Request - Nothing but the lines from the line with "Transcribe the text in this document." through the end of the data is to be copied, and each is to be copied exactly.

○ ○ ○

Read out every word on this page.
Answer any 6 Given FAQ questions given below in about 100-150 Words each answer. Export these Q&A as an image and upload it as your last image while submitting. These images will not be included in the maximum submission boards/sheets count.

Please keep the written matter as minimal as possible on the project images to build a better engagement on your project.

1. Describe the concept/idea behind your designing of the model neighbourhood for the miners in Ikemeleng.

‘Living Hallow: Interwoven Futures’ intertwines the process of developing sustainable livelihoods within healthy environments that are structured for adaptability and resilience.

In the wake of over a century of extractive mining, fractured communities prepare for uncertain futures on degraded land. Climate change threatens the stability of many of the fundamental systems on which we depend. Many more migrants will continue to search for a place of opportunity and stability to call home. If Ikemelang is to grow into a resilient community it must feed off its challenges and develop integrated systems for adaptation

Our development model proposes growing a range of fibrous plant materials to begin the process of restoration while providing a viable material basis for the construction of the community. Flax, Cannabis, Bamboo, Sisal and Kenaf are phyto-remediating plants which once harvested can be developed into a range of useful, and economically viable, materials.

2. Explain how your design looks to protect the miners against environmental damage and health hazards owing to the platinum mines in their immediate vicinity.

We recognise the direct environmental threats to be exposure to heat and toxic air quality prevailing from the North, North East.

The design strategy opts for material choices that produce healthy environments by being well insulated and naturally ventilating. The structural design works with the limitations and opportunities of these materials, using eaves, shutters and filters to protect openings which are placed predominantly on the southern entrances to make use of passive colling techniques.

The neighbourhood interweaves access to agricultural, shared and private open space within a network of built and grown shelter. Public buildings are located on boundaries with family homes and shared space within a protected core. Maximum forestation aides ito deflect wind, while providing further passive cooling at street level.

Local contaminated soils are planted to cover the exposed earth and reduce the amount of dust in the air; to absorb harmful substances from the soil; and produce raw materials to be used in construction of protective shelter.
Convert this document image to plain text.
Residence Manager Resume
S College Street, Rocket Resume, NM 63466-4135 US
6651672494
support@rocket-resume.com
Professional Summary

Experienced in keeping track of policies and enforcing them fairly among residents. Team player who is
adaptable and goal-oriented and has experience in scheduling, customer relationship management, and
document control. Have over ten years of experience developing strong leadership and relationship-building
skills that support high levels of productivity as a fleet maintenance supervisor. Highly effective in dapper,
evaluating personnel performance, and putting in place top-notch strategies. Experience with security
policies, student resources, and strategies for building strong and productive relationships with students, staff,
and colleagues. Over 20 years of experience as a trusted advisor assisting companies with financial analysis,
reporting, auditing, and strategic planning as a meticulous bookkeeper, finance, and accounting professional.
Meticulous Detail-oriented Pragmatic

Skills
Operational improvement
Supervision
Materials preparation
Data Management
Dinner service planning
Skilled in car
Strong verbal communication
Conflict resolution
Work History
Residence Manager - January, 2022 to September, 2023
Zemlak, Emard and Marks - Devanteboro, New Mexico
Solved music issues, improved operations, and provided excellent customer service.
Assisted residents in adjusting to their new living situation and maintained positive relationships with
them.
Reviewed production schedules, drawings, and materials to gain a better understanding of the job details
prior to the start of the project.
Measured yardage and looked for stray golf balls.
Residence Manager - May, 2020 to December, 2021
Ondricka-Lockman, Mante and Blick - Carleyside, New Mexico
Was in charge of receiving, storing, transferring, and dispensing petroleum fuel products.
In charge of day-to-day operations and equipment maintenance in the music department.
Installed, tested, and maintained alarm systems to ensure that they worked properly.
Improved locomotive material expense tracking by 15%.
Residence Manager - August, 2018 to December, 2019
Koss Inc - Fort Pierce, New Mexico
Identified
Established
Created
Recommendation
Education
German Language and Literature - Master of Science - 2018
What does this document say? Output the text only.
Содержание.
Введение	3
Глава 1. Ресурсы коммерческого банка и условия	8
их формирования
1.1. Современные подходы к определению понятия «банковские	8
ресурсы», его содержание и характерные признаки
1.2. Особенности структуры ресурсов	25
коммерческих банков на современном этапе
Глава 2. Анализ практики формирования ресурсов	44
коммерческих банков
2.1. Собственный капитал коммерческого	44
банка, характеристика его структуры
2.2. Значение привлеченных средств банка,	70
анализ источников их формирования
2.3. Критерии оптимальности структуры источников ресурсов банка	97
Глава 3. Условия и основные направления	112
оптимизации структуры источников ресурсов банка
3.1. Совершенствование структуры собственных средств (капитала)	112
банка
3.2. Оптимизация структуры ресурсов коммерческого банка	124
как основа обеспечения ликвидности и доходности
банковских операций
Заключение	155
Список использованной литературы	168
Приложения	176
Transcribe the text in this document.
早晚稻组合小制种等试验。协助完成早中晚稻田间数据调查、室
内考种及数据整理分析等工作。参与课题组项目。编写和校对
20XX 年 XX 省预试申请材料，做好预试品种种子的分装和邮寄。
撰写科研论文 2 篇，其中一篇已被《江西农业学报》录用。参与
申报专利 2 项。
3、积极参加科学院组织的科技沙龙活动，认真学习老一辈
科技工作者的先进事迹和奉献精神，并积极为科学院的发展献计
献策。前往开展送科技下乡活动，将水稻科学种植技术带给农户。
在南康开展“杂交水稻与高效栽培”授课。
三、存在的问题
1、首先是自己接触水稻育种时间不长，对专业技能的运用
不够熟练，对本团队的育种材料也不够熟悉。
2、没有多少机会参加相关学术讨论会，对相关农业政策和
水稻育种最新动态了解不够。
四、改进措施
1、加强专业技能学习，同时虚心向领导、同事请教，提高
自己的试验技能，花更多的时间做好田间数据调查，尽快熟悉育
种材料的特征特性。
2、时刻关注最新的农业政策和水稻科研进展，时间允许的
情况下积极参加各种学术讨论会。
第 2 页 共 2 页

○ ○ ○

Exercise result -
Transcribe the text in this document.
早晚稻组合小制种等试验。协助完成早中晚稻田间数据调查、室
内考种及数据整理分析等工作。参与课题组项目。编写和校对
20XX 年 XX 省预试申请材料，做好预试品种种子的分装和邮寄。
撰写科研论文 2 篇，其中一篇已被《江西农业学报》录用。参与
申报专利 2 项。
3、积极参加科学院组织的科技沙龙活动，认真学习老一辈
科技工作者的先进事迹和奉献精神，并积极为科学院的发展献计
献策。前往开展送科技下乡活动，将水稻科学种植技术带给农户。
在南康开展“杂交水稻与高效栽培”授课。
三、存在的问题
1、首先是自己接触水稻育种时间不长，对专业技能的运用
不够熟练，对本团队的育种材料也不够熟悉。
2、没有多少机会参加相关学术讨论会，对相关农业政策和
水稻育种最新动态了解不够。
四、改进措施
1、加强专业技能学习，同时虚心向领导、同事请教，提高
自己的试验技能，花更多的时间做好田间数据调查，尽快熟悉育
种材料的特征特性。
2、时刻关注最新的农业政策和水稻科研进展，时间允许的
情况下积极参加各种学术讨论会。
第 2 页 共 2 页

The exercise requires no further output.